_Problem statement_
Copy every line of the data exactly, leaving nothing out.

Lines of data
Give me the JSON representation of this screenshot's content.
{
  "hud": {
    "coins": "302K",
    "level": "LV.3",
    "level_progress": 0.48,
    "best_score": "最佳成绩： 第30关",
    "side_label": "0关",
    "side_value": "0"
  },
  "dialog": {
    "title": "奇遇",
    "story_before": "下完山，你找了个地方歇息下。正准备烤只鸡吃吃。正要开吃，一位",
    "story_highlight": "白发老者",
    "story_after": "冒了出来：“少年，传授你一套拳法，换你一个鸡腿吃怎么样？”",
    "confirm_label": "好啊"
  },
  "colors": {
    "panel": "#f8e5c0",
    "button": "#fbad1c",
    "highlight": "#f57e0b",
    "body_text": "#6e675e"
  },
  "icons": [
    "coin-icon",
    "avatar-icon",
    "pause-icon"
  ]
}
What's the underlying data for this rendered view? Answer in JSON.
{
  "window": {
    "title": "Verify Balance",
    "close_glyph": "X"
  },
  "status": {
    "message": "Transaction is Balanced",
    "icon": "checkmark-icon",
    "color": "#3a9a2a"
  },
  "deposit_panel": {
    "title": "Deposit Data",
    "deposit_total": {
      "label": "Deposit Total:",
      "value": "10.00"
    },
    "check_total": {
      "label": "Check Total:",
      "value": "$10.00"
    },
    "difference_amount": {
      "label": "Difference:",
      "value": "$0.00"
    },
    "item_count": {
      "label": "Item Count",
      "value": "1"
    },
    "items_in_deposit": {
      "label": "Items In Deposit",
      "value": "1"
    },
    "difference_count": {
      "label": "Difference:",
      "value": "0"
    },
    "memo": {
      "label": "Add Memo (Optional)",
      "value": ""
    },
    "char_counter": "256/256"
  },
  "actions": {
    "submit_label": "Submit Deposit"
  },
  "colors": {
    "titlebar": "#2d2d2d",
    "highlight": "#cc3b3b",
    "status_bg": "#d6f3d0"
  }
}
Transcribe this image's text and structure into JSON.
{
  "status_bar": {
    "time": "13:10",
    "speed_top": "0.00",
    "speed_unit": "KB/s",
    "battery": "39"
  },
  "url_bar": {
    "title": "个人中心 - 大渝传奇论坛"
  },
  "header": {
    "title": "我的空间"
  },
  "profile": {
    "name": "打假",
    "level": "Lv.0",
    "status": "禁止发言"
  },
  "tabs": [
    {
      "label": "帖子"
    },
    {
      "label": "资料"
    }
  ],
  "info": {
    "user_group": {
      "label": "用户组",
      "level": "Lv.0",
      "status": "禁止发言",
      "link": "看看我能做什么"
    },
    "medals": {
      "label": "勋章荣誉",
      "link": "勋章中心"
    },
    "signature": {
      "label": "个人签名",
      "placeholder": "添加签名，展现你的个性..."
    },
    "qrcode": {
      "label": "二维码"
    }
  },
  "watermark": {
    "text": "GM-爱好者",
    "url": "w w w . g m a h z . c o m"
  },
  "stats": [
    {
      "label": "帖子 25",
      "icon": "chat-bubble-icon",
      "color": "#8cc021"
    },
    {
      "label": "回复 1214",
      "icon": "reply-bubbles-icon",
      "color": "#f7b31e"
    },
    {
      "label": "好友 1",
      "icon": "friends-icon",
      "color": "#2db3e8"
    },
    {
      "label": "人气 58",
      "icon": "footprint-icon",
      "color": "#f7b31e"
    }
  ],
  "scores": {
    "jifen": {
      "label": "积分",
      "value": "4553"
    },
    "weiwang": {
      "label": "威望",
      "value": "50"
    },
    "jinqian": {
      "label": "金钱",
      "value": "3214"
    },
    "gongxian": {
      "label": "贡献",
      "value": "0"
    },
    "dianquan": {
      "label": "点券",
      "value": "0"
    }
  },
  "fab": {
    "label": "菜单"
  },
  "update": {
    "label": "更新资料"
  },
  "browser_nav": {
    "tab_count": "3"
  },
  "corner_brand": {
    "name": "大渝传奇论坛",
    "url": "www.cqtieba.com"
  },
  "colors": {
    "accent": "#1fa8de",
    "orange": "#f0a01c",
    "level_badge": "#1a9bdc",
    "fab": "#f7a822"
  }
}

_Worked answer_
Give me the JSON representation of this screenshot's content.
{
  "hud": {
    "coins": "302K",
    "level": "LV.3",
    "level_progress": 0.48,
    "best_score": "最佳成绩： 第30关",
    "side_label": "0关",
    "side_value": "0"
  },
  "dialog": {
    "title": "奇遇",
    "story_before": "下完山，你找了个地方歇息下。正准备烤只鸡吃吃。正要开吃，一位",
    "story_highlight": "白发老者",
    "story_after": "冒了出来：“少年，传授你一套拳法，换你一个鸡腿吃怎么样？”",
    "confirm_label": "好啊"
  },
  "colors": {
    "panel": "#f8e5c0",
    "button": "#fbad1c",
    "highlight": "#f57e0b",
    "body_text": "#6e675e"
  },
  "icons": [
    "coin-icon",
    "avatar-icon",
    "pause-icon"
  ]
}
What's the underlying data for this rendered view? Answer in JSON.
{
  "window": {
    "title": "Verify Balance",
    "close_glyph": "X"
  },
  "status": {
    "message": "Transaction is Balanced",
    "icon": "checkmark-icon",
    "color": "#3a9a2a"
  },
  "deposit_panel": {
    "title": "Deposit Data",
    "deposit_total": {
      "label": "Deposit Total:",
      "value": "10.00"
    },
    "check_total": {
      "label": "Check Total:",
      "value": "$10.00"
    },
    "difference_amount": {
      "label": "Difference:",
      "value": "$0.00"
    },
    "item_count": {
      "label": "Item Count",
      "value": "1"
    },
    "items_in_deposit": {
      "label": "Items In Deposit",
      "value": "1"
    },
    "difference_count": {
      "label": "Difference:",
      "value": "0"
    },
    "memo": {
      "label": "Add Memo (Optional)",
      "value": ""
    },
    "char_counter": "256/256"
  },
  "actions": {
    "submit_label": "Submit Deposit"
  },
  "colors": {
    "titlebar": "#2d2d2d",
    "highlight": "#cc3b3b",
    "status_bg": "#d6f3d0"
  }
}
Transcribe this image's text and structure into JSON.
{
  "status_bar": {
    "time": "13:10",
    "speed_top": "0.00",
    "speed_unit": "KB/s",
    "battery": "39"
  },
  "url_bar": {
    "title": "个人中心 - 大渝传奇论坛"
  },
  "header": {
    "title": "我的空间"
  },
  "profile": {
    "name": "打假",
    "level": "Lv.0",
    "status": "禁止发言"
  },
  "tabs": [
    {
      "label": "帖子"
    },
    {
      "label": "资料"
    }
  ],
  "info": {
    "user_group": {
      "label": "用户组",
      "level": "Lv.0",
      "status": "禁止发言",
      "link": "看看我能做什么"
    },
    "medals": {
      "label": "勋章荣誉",
      "link": "勋章中心"
    },
    "signature": {
      "label": "个人签名",
      "placeholder": "添加签名，展现你的个性..."
    },
    "qrcode": {
      "label": "二维码"
    }
  },
  "watermark": {
    "text": "GM-爱好者",
    "url": "w w w . g m a h z . c o m"
  },
  "stats": [
    {
      "label": "帖子 25",
      "icon": "chat-bubble-icon",
      "color": "#8cc021"
    },
    {
      "label": "回复 1214",
      "icon": "reply-bubbles-icon",
      "color": "#f7b31e"
    },
    {
      "label": "好友 1",
      "icon": "friends-icon",
      "color": "#2db3e8"
    },
    {
      "label": "人气 58",
      "icon": "footprint-icon",
      "color": "#f7b31e"
    }
  ],
  "scores": {
    "jifen": {
      "label": "积分",
      "value": "4553"
    },
    "weiwang": {
      "label": "威望",
      "value": "50"
    },
    "jinqian": {
      "label": "金钱",
      "value": "3214"
    },
    "gongxian": {
      "label": "贡献",
      "value": "0"
    },
    "dianquan": {
      "label": "点券",
      "value": "0"
    }
  },
  "fab": {
    "label": "菜单"
  },
  "update": {
    "label": "更新资料"
  },
  "browser_nav": {
    "tab_count": "3"
  },
  "corner_brand": {
    "name": "大渝传奇论坛",
    "url": "www.cqtieba.com"
  },
  "colors": {
    "accent": "#1fa8de",
    "orange": "#f0a01c",
    "level_badge": "#1a9bdc",
    "fab": "#f7a822"
  }
}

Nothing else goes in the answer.